- _Problem description_
Copy each line of the data below with the word "download".

- _Recorded information_
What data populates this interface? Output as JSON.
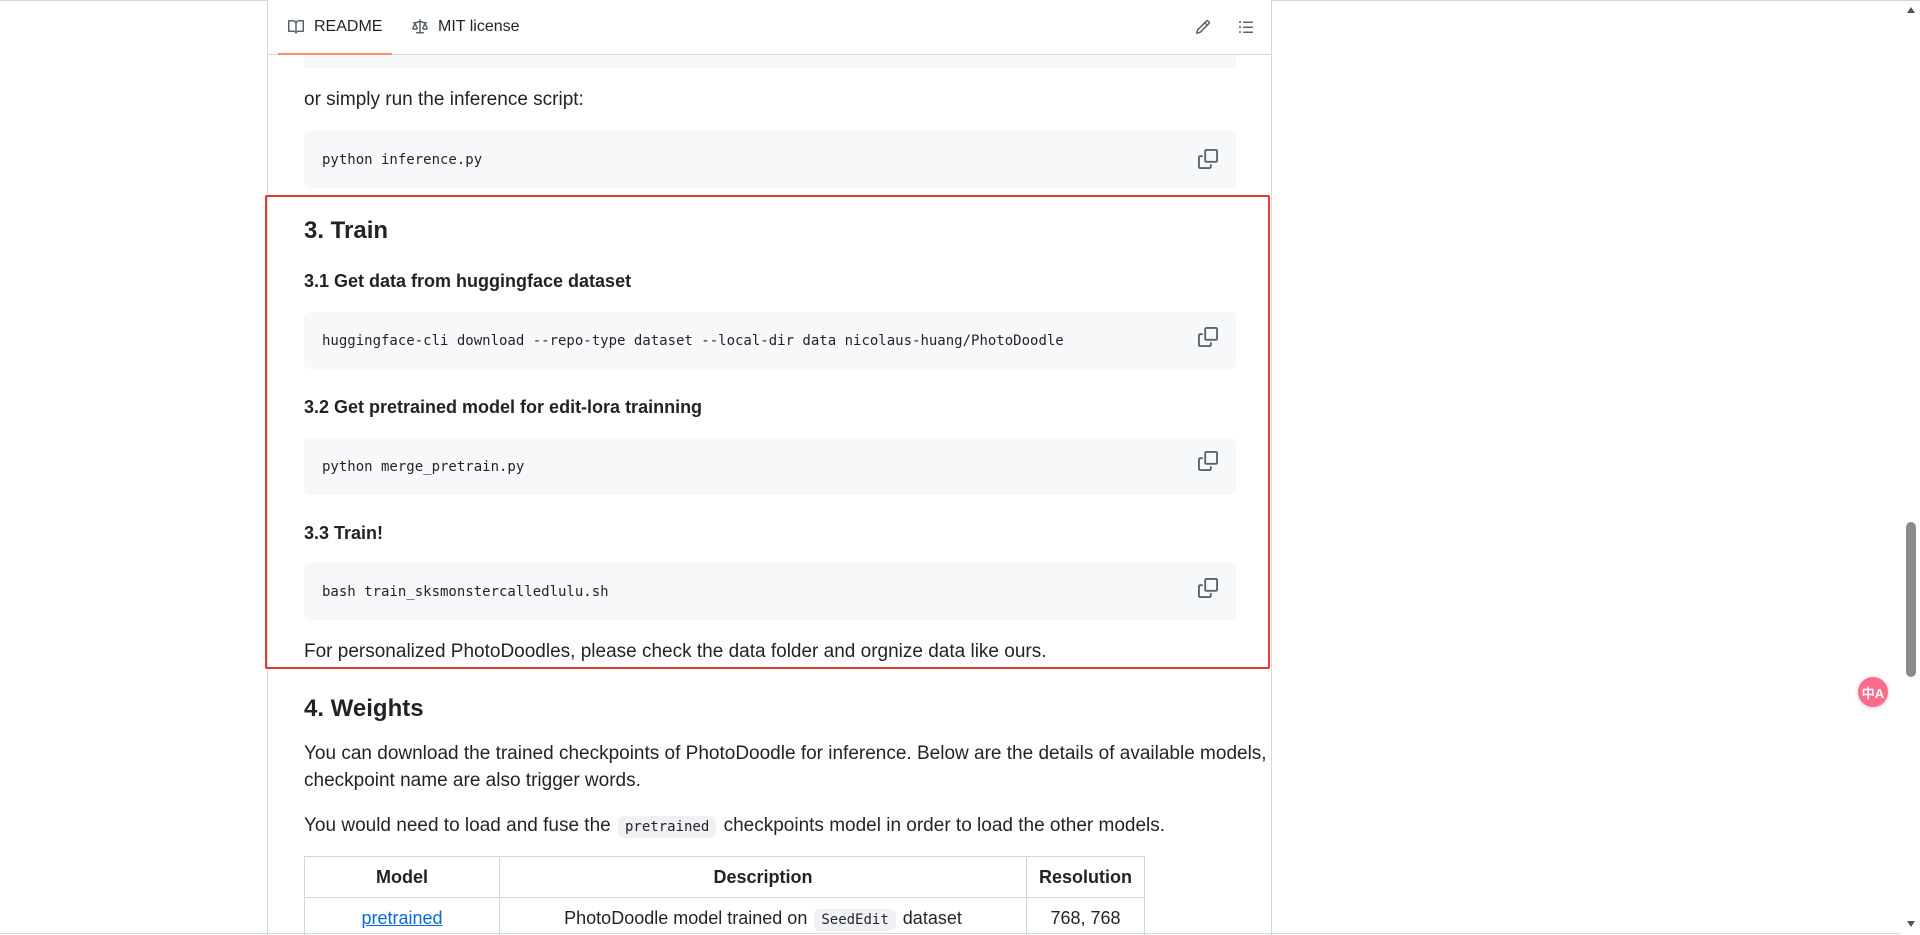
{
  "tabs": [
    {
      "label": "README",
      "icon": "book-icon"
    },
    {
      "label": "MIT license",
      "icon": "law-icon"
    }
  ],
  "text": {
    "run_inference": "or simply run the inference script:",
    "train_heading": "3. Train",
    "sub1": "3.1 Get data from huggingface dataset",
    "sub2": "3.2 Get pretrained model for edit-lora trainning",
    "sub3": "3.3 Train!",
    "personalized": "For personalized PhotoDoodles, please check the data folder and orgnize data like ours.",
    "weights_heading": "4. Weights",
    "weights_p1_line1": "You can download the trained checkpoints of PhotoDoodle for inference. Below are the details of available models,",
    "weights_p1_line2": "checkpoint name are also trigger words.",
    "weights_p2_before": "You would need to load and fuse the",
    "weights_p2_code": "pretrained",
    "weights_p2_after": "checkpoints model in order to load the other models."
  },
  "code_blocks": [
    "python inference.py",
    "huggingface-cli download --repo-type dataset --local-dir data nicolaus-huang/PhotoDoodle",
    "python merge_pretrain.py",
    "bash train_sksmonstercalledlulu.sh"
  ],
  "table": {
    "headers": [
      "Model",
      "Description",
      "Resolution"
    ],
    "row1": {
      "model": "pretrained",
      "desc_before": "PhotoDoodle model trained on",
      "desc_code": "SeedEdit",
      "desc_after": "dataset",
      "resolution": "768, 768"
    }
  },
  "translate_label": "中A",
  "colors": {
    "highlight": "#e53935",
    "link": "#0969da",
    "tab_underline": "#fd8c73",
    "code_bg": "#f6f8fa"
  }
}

- _Exercise solution_
    "weights_p1_line1": "You can download the trained checkpoints of PhotoDoodle for inference. Below are the details of available models,",
    "huggingface-cli download --repo-type dataset --local-dir data nicolaus-huang/PhotoDoodle",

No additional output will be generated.